## start
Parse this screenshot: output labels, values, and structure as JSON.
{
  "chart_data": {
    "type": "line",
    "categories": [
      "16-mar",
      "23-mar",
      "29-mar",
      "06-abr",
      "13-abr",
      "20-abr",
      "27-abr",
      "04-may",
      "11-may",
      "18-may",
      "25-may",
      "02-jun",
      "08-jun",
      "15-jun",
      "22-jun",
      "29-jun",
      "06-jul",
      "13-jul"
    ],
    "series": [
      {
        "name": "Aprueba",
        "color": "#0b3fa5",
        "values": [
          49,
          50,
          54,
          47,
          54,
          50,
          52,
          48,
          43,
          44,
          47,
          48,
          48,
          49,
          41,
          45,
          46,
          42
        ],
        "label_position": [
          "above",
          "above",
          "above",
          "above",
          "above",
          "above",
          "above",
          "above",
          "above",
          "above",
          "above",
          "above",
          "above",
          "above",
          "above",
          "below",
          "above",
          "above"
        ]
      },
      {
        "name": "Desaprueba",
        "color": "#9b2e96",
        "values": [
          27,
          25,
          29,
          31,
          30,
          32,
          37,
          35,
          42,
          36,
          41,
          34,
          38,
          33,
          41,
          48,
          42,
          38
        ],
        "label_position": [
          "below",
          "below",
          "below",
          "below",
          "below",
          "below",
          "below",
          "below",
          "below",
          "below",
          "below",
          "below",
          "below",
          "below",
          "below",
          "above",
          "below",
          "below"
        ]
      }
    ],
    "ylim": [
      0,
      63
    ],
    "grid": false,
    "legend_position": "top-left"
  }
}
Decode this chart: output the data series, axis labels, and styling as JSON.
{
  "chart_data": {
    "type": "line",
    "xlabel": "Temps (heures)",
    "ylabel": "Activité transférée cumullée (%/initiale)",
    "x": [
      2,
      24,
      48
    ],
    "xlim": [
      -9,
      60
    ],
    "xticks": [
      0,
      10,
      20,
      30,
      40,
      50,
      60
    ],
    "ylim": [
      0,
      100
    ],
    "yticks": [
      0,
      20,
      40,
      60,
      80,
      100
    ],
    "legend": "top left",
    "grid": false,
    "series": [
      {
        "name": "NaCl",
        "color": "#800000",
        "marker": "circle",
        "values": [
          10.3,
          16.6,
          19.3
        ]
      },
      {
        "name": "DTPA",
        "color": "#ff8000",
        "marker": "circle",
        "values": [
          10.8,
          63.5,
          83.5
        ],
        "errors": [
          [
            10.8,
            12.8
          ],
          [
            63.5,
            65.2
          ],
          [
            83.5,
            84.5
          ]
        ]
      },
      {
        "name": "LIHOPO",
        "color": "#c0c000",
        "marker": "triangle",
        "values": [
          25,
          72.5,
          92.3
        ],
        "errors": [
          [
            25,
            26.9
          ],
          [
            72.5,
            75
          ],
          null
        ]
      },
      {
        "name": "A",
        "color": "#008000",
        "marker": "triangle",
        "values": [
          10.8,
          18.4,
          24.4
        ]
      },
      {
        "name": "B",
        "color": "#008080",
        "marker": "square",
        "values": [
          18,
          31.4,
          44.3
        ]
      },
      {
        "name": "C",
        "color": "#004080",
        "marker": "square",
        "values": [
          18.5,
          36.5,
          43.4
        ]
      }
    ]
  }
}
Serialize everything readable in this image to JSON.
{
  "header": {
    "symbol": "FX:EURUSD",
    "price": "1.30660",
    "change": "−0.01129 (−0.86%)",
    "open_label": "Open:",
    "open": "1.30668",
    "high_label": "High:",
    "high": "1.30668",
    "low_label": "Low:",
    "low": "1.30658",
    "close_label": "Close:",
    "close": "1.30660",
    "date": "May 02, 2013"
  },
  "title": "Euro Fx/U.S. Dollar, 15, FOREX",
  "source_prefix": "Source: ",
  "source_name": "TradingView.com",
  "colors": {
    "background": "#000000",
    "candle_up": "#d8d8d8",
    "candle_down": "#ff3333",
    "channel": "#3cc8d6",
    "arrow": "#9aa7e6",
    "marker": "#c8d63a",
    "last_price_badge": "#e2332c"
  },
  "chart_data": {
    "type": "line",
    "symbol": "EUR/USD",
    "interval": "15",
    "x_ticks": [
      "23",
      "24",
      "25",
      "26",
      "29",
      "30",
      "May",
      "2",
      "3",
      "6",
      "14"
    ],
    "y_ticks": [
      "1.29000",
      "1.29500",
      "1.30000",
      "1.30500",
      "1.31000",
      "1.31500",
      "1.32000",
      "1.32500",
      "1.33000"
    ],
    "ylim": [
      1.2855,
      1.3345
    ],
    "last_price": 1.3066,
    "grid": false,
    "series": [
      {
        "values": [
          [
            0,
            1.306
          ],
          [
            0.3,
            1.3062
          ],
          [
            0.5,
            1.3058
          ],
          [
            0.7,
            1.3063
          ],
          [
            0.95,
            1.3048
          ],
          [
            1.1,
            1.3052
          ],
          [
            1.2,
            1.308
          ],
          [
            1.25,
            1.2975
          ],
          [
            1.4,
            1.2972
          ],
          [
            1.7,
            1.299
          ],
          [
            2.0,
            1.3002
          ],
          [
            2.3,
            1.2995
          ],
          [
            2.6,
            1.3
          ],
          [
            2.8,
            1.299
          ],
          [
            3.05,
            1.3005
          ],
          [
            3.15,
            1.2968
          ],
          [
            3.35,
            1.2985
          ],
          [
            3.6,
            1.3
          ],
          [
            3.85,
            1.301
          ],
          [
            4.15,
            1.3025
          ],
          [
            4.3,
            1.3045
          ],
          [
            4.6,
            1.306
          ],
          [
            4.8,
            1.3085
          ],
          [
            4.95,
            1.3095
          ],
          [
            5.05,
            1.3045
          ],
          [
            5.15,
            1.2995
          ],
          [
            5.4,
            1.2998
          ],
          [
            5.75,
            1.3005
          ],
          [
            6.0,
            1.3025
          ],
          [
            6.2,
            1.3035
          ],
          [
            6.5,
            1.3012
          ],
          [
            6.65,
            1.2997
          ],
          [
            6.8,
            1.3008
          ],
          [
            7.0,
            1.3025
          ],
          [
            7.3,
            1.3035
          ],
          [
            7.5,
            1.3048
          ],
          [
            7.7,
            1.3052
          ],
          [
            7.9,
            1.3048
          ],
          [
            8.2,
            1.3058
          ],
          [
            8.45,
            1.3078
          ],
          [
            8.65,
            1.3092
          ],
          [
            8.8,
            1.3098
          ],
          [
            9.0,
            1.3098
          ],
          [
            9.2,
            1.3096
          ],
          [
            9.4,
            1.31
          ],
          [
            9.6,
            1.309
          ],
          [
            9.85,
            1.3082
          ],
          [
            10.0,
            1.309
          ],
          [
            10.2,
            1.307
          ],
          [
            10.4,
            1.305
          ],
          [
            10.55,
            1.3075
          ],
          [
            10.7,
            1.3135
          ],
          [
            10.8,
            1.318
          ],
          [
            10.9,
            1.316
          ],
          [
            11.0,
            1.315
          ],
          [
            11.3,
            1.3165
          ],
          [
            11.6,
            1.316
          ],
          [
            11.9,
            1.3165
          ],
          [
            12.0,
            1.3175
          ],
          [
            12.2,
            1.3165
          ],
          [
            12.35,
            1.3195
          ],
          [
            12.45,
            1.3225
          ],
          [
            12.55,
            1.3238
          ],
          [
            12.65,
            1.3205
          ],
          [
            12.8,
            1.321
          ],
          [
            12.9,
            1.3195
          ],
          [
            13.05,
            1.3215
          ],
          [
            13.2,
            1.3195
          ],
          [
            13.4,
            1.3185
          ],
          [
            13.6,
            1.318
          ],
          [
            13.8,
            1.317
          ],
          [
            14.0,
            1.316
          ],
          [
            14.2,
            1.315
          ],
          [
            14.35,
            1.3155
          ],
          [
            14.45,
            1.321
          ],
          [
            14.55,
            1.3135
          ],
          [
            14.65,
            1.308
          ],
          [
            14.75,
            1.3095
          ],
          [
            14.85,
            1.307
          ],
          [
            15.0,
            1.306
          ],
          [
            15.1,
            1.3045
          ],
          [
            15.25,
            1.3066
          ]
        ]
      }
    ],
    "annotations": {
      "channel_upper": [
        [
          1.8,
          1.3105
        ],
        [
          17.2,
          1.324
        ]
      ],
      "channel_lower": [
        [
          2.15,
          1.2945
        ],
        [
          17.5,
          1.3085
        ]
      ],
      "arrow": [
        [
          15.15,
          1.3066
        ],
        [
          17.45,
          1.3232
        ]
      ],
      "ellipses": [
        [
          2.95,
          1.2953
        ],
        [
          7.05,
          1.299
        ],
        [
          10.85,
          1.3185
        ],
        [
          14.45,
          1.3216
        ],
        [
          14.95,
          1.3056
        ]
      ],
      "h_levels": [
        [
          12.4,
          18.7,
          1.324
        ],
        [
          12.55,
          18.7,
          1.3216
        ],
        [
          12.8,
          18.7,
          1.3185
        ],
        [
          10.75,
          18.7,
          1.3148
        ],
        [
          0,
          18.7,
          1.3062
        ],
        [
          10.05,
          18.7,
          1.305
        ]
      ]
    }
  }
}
## end
■ **WHAT IS ASKED**
Return every line holding the word "left" from the records.

■ **WRITTEN SOLUTION**
    "legend_position": "top-left"
    "legend": "top left",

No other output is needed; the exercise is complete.